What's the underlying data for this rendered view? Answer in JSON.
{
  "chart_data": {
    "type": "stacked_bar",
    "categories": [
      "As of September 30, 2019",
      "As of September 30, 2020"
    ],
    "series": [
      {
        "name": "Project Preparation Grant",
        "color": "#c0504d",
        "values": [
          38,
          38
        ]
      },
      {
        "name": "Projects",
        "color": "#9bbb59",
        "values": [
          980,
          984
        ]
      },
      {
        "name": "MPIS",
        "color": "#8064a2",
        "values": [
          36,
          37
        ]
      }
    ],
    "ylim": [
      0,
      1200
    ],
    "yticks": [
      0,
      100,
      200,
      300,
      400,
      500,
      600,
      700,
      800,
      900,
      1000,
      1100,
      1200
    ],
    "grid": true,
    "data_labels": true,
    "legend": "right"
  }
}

■ ■ ■ ■ ■ ■ ■

### Written exercise
Emit the records above again, exactly, with no line skipped.

### Answer for this exercise
What's the underlying data for this rendered view? Answer in JSON.
{
  "chart_data": {
    "type": "stacked_bar",
    "categories": [
      "As of September 30, 2019",
      "As of September 30, 2020"
    ],
    "series": [
      {
        "name": "Project Preparation Grant",
        "color": "#c0504d",
        "values": [
          38,
          38
        ]
      },
      {
        "name": "Projects",
        "color": "#9bbb59",
        "values": [
          980,
          984
        ]
      },
      {
        "name": "MPIS",
        "color": "#8064a2",
        "values": [
          36,
          37
        ]
      }
    ],
    "ylim": [
      0,
      1200
    ],
    "yticks": [
      0,
      100,
      200,
      300,
      400,
      500,
      600,
      700,
      800,
      900,
      1000,
      1100,
      1200
    ],
    "grid": true,
    "data_labels": true,
    "legend": "right"
  }
}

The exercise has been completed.